§ **REQUEST**:
Leave every picture out and write out the records below exactly.

════

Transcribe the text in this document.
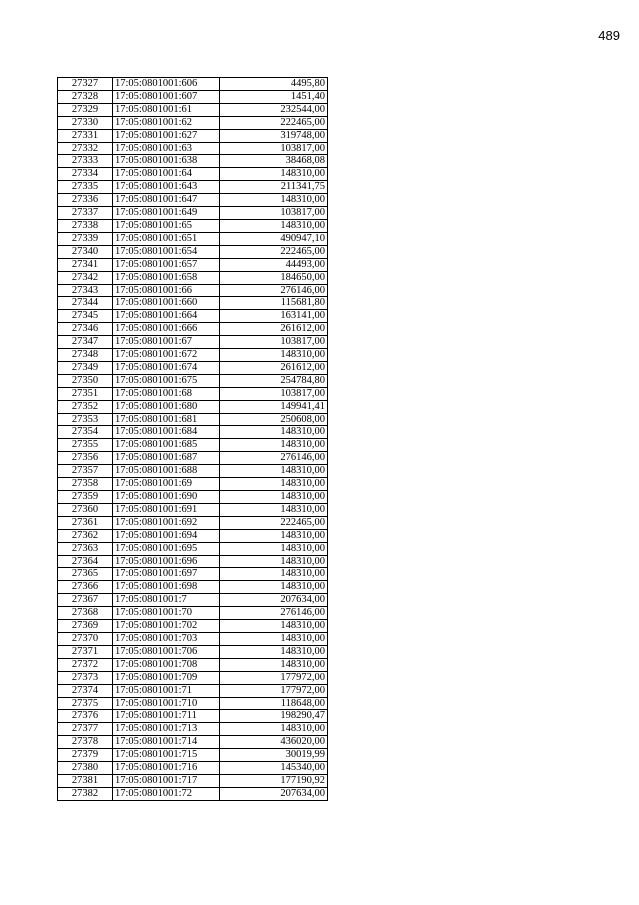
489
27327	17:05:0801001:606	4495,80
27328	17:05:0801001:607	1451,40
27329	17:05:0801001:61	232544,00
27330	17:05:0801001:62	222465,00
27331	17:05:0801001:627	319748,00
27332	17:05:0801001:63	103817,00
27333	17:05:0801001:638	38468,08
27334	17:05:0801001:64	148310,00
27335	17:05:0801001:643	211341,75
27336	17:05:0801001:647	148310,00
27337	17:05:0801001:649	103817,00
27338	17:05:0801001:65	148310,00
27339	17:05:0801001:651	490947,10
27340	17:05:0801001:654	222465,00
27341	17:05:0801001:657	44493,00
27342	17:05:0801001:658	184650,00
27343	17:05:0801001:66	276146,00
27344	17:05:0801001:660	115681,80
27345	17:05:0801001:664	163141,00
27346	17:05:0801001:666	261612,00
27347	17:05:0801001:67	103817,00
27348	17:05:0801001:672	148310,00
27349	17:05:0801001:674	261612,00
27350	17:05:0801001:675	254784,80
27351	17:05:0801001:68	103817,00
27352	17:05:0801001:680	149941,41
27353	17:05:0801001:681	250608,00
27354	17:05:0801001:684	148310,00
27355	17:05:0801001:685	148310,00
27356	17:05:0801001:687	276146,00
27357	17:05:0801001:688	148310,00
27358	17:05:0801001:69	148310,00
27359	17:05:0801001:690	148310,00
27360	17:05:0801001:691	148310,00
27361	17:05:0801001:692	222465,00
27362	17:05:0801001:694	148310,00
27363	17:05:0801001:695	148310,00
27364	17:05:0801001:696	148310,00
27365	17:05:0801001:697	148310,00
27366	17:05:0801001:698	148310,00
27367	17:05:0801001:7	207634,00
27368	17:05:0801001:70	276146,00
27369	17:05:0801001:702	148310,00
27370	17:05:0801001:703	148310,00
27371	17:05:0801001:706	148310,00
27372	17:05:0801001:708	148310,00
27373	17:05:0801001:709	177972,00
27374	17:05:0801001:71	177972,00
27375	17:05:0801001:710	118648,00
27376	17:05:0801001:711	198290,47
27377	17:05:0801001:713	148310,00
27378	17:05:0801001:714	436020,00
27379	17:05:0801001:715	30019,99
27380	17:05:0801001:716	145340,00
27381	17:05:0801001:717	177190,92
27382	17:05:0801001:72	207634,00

════

§ **FULL OUTPUT**:
Transcribe the text in this document.
489
27327	17:05:0801001:606	4495,80
27328	17:05:0801001:607	1451,40
27329	17:05:0801001:61	232544,00
27330	17:05:0801001:62	222465,00
27331	17:05:0801001:627	319748,00
27332	17:05:0801001:63	103817,00
27333	17:05:0801001:638	38468,08
27334	17:05:0801001:64	148310,00
27335	17:05:0801001:643	211341,75
27336	17:05:0801001:647	148310,00
27337	17:05:0801001:649	103817,00
27338	17:05:0801001:65	148310,00
27339	17:05:0801001:651	490947,10
27340	17:05:0801001:654	222465,00
27341	17:05:0801001:657	44493,00
27342	17:05:0801001:658	184650,00
27343	17:05:0801001:66	276146,00
27344	17:05:0801001:660	115681,80
27345	17:05:0801001:664	163141,00
27346	17:05:0801001:666	261612,00
27347	17:05:0801001:67	103817,00
27348	17:05:0801001:672	148310,00
27349	17:05:0801001:674	261612,00
27350	17:05:0801001:675	254784,80
27351	17:05:0801001:68	103817,00
27352	17:05:0801001:680	149941,41
27353	17:05:0801001:681	250608,00
27354	17:05:0801001:684	148310,00
27355	17:05:0801001:685	148310,00
27356	17:05:0801001:687	276146,00
27357	17:05:0801001:688	148310,00
27358	17:05:0801001:69	148310,00
27359	17:05:0801001:690	148310,00
27360	17:05:0801001:691	148310,00
27361	17:05:0801001:692	222465,00
27362	17:05:0801001:694	148310,00
27363	17:05:0801001:695	148310,00
27364	17:05:0801001:696	148310,00
27365	17:05:0801001:697	148310,00
27366	17:05:0801001:698	148310,00
27367	17:05:0801001:7	207634,00
27368	17:05:0801001:70	276146,00
27369	17:05:0801001:702	148310,00
27370	17:05:0801001:703	148310,00
27371	17:05:0801001:706	148310,00
27372	17:05:0801001:708	148310,00
27373	17:05:0801001:709	177972,00
27374	17:05:0801001:71	177972,00
27375	17:05:0801001:710	118648,00
27376	17:05:0801001:711	198290,47
27377	17:05:0801001:713	148310,00
27378	17:05:0801001:714	436020,00
27379	17:05:0801001:715	30019,99
27380	17:05:0801001:716	145340,00
27381	17:05:0801001:717	177190,92
27382	17:05:0801001:72	207634,00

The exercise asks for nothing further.